(Data excerpts)
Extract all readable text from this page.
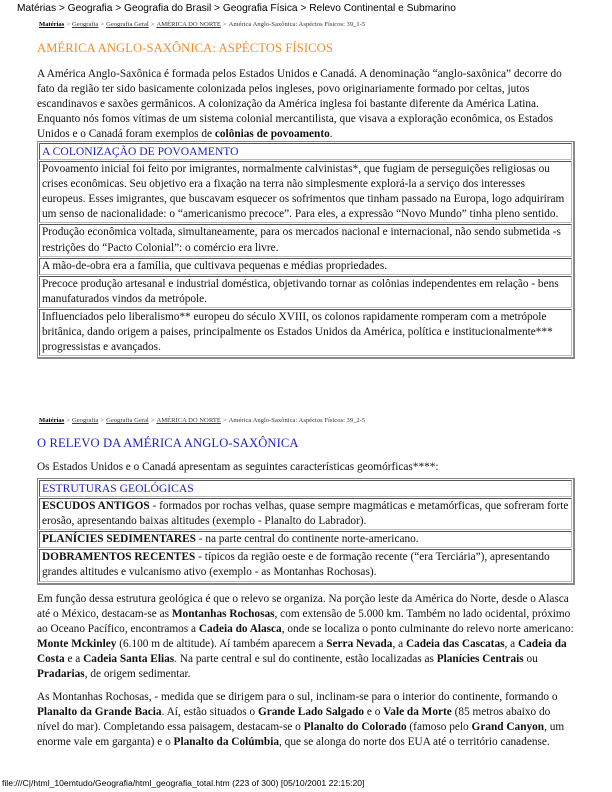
Matérias > Geografia > Geografia do Brasil > Geografia Física > Relevo Continental e Submarino
Matérias > Geografia > Geografia Geral > AMÉRICA DO NORTE > América Anglo-Saxônica: Aspéctos Físicos: 39_1-5
AMÉRICA ANGLO-SAXÔNICA: ASPÉCTOS FÍSICOS
A América Anglo-Saxônica é formada pelos Estados Unidos e Canadá. A denominação “anglo-saxônica” decorre do fato da região ter sido basicamente colonizada pelos ingleses, povo originariamente formado por celtas, jutos escandinavos e saxões germânicos. A colonização da América inglesa foi bastante diferente da América Latina. Enquanto nós fomos vítimas de um sistema colonial mercantilista, que visava a exploração econômica, os Estados Unidos e o Canadá foram exemplos de colônias de povoamento.
A COLONIZAÇÃO DE POVOAMENTO
Povoamento inicial foi feito por imigrantes, normalmente calvinistas*, que fugiam de perseguições religiosas ou crises econômicas. Seu objetivo era a fixação na terra não simplesmente explorá-la a serviço dos interesses europeus. Esses imigrantes, que buscavam esquecer os sofrimentos que tinham passado na Europa, logo adquiriram um senso de nacionalidade: o “americanismo precoce”. Para eles, a expressão “Novo Mundo” tinha pleno sentido.
Produção econômica voltada, simultaneamente, para os mercados nacional e internacional, não sendo submetida -s restrições do “Pacto Colonial”: o comércio era livre.
A mão-de-obra era a família, que cultivava pequenas e médias propriedades.
Precoce produção artesanal e industrial doméstica, objetivando tornar as colônias independentes em relação - bens manufaturados vindos da metrópole.
Influenciados pelo liberalismo** europeu do século XVIII, os colonos rapidamente romperam com a metrópole britânica, dando origem a paises, principalmente os Estados Unidos da América, política e institucionalmente*** progressistas e avançados.
Matérias > Geografia > Geografia Geral > AMÉRICA DO NORTE > América Anglo-Saxônica: Aspéctos Físicos: 39_2-5
O RELEVO DA AMÉRICA ANGLO-SAXÔNICA
Os Estados Unidos e o Canadá apresentam as seguintes características geomórficas****:
ESTRUTURAS GEOLÓGICAS
ESCUDOS ANTIGOS - formados por rochas velhas, quase sempre magmáticas e metamórficas, que sofreram forte erosão, apresentando baixas altitudes (exemplo - Planalto do Labrador).
PLANÍCIES SEDIMENTARES - na parte central do continente norte-americano.
DOBRAMENTOS RECENTES - típicos da região oeste e de formação recente (“era Terciária”), apresentando grandes altitudes e vulcanismo ativo (exemplo - as Montanhas Rochosas).
Em função dessa estrutura geológica é que o relevo se organiza. Na porção leste da América do Norte, desde o Alasca até o México, destacam-se as Montanhas Rochosas, com extensão de 5.000 km. Também no lado ocidental, próximo ao Oceano Pacífico, encontramos a Cadeia do Alasca, onde se localiza o ponto culminante do relevo norte americano: Monte Mckinley (6.100 m de altitude). Aí também aparecem a Serra Nevada, a Cadeia das Cascatas, a Cadeia da Costa e a Cadeia Santa Elias. Na parte central e sul do continente, estão localizadas as Planícies Centrais ou Pradarias, de origem sedimentar.
As Montanhas Rochosas, - medida que se dirigem para o sul, inclinam-se para o interior do continente, formando o Planalto da Grande Bacia. Aí, estão situados o Grande Lado Salgado e o Vale da Morte (85 metros abaixo do nível do mar). Completando essa paisagem, destacam-se o Planalto do Colorado (famoso pelo Grand Canyon, um enorme vale em garganta) e o Planalto da Colúmbia, que se alonga do norte dos EUA até o território canadense.
file:///C|/html_10emtudo/Geografia/html_geografia_total.htm (223 of 300) [05/10/2001 22:15:20]
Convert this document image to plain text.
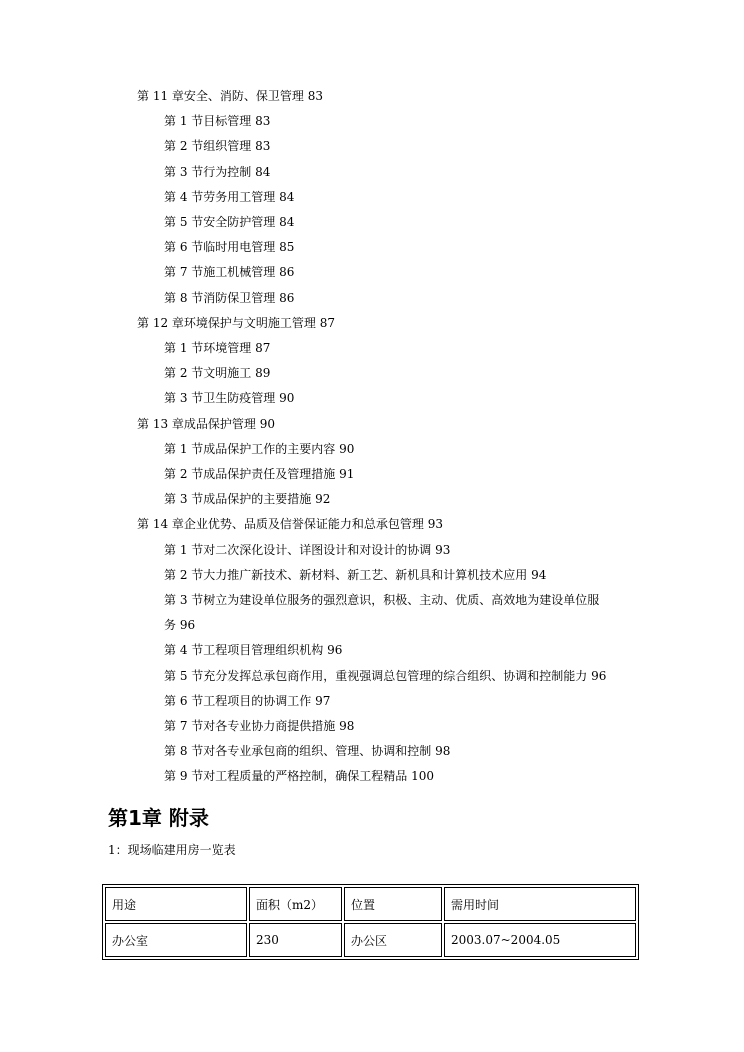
第 11 章安全、消防、保卫管理 83
第 1 节目标管理 83
第 2 节组织管理 83
第 3 节行为控制 84
第 4 节劳务用工管理 84
第 5 节安全防护管理 84
第 6 节临时用电管理 85
第 7 节施工机械管理 86
第 8 节消防保卫管理 86
第 12 章环境保护与文明施工管理 87
第 1 节环境管理 87
第 2 节文明施工 89
第 3 节卫生防疫管理 90
第 13 章成品保护管理 90
第 1 节成品保护工作的主要内容 90
第 2 节成品保护责任及管理措施 91
第 3 节成品保护的主要措施 92
第 14 章企业优势、品质及信誉保证能力和总承包管理 93
第 1 节对二次深化设计、详图设计和对设计的协调 93
第 2 节大力推广新技术、新材料、新工艺、新机具和计算机技术应用 94
第 3 节树立为建设单位服务的强烈意识，积极、主动、优质、高效地为建设单位服
务 96
第 4 节工程项目管理组织机构 96
第 5 节充分发挥总承包商作用，重视强调总包管理的综合组织、协调和控制能力 96
第 6 节工程项目的协调工作 97
第 7 节对各专业协力商提供措施 98
第 8 节对各专业承包商的组织、管理、协调和控制 98
第 9 节对工程质量的严格控制，确保工程精品 100
第1章 附录
1：现场临建用房一览表
用途	面积（m2）	位置	需用时间
办公室	230	办公区	2003.07~2004.05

- YOUR INSTRUCTIONS
All of the entries need to be transcribed word for word; pictures are left out.

- EXERCISE RESPONSE
Extract all readable text from this page.
Matérias > Geografia > Geografia do Brasil > Geografia Física > Relevo Continental e Submarino
Matérias > Geografia > Geografia Geral > AMÉRICA DO NORTE > América Anglo-Saxônica: Aspéctos Físicos: 39_1-5
AMÉRICA ANGLO-SAXÔNICA: ASPÉCTOS FÍSICOS
A América Anglo-Saxônica é formada pelos Estados Unidos e Canadá. A denominação “anglo-saxônica” decorre do fato da região ter sido basicamente colonizada pelos ingleses, povo originariamente formado por celtas, jutos escandinavos e saxões germânicos. A colonização da América inglesa foi bastante diferente da América Latina. Enquanto nós fomos vítimas de um sistema colonial mercantilista, que visava a exploração econômica, os Estados Unidos e o Canadá foram exemplos de colônias de povoamento.
A COLONIZAÇÃO DE POVOAMENTO
Povoamento inicial foi feito por imigrantes, normalmente calvinistas*, que fugiam de perseguições religiosas ou crises econômicas. Seu objetivo era a fixação na terra não simplesmente explorá-la a serviço dos interesses europeus. Esses imigrantes, que buscavam esquecer os sofrimentos que tinham passado na Europa, logo adquiriram um senso de nacionalidade: o “americanismo precoce”. Para eles, a expressão “Novo Mundo” tinha pleno sentido.
Produção econômica voltada, simultaneamente, para os mercados nacional e internacional, não sendo submetida -s restrições do “Pacto Colonial”: o comércio era livre.
A mão-de-obra era a família, que cultivava pequenas e médias propriedades.
Precoce produção artesanal e industrial doméstica, objetivando tornar as colônias independentes em relação - bens manufaturados vindos da metrópole.
Influenciados pelo liberalismo** europeu do século XVIII, os colonos rapidamente romperam com a metrópole britânica, dando origem a paises, principalmente os Estados Unidos da América, política e institucionalmente*** progressistas e avançados.
Matérias > Geografia > Geografia Geral > AMÉRICA DO NORTE > América Anglo-Saxônica: Aspéctos Físicos: 39_2-5
O RELEVO DA AMÉRICA ANGLO-SAXÔNICA
Os Estados Unidos e o Canadá apresentam as seguintes características geomórficas****:
ESTRUTURAS GEOLÓGICAS
ESCUDOS ANTIGOS - formados por rochas velhas, quase sempre magmáticas e metamórficas, que sofreram forte erosão, apresentando baixas altitudes (exemplo - Planalto do Labrador).
PLANÍCIES SEDIMENTARES - na parte central do continente norte-americano.
DOBRAMENTOS RECENTES - típicos da região oeste e de formação recente (“era Terciária”), apresentando grandes altitudes e vulcanismo ativo (exemplo - as Montanhas Rochosas).
Em função dessa estrutura geológica é que o relevo se organiza. Na porção leste da América do Norte, desde o Alasca até o México, destacam-se as Montanhas Rochosas, com extensão de 5.000 km. Também no lado ocidental, próximo ao Oceano Pacífico, encontramos a Cadeia do Alasca, onde se localiza o ponto culminante do relevo norte americano: Monte Mckinley (6.100 m de altitude). Aí também aparecem a Serra Nevada, a Cadeia das Cascatas, a Cadeia da Costa e a Cadeia Santa Elias. Na parte central e sul do continente, estão localizadas as Planícies Centrais ou Pradarias, de origem sedimentar.
As Montanhas Rochosas, - medida que se dirigem para o sul, inclinam-se para o interior do continente, formando o Planalto da Grande Bacia. Aí, estão situados o Grande Lado Salgado e o Vale da Morte (85 metros abaixo do nível do mar). Completando essa paisagem, destacam-se o Planalto do Colorado (famoso pelo Grand Canyon, um enorme vale em garganta) e o Planalto da Colúmbia, que se alonga do norte dos EUA até o território canadense.
file:///C|/html_10emtudo/Geografia/html_geografia_total.htm (223 of 300) [05/10/2001 22:15:20]
Convert this document image to plain text.
第 11 章安全、消防、保卫管理 83
第 1 节目标管理 83
第 2 节组织管理 83
第 3 节行为控制 84
第 4 节劳务用工管理 84
第 5 节安全防护管理 84
第 6 节临时用电管理 85
第 7 节施工机械管理 86
第 8 节消防保卫管理 86
第 12 章环境保护与文明施工管理 87
第 1 节环境管理 87
第 2 节文明施工 89
第 3 节卫生防疫管理 90
第 13 章成品保护管理 90
第 1 节成品保护工作的主要内容 90
第 2 节成品保护责任及管理措施 91
第 3 节成品保护的主要措施 92
第 14 章企业优势、品质及信誉保证能力和总承包管理 93
第 1 节对二次深化设计、详图设计和对设计的协调 93
第 2 节大力推广新技术、新材料、新工艺、新机具和计算机技术应用 94
第 3 节树立为建设单位服务的强烈意识，积极、主动、优质、高效地为建设单位服
务 96
第 4 节工程项目管理组织机构 96
第 5 节充分发挥总承包商作用，重视强调总包管理的综合组织、协调和控制能力 96
第 6 节工程项目的协调工作 97
第 7 节对各专业协力商提供措施 98
第 8 节对各专业承包商的组织、管理、协调和控制 98
第 9 节对工程质量的严格控制，确保工程精品 100
第1章 附录
1：现场临建用房一览表
用途	面积（m2）	位置	需用时间
办公室	230	办公区	2003.07~2004.05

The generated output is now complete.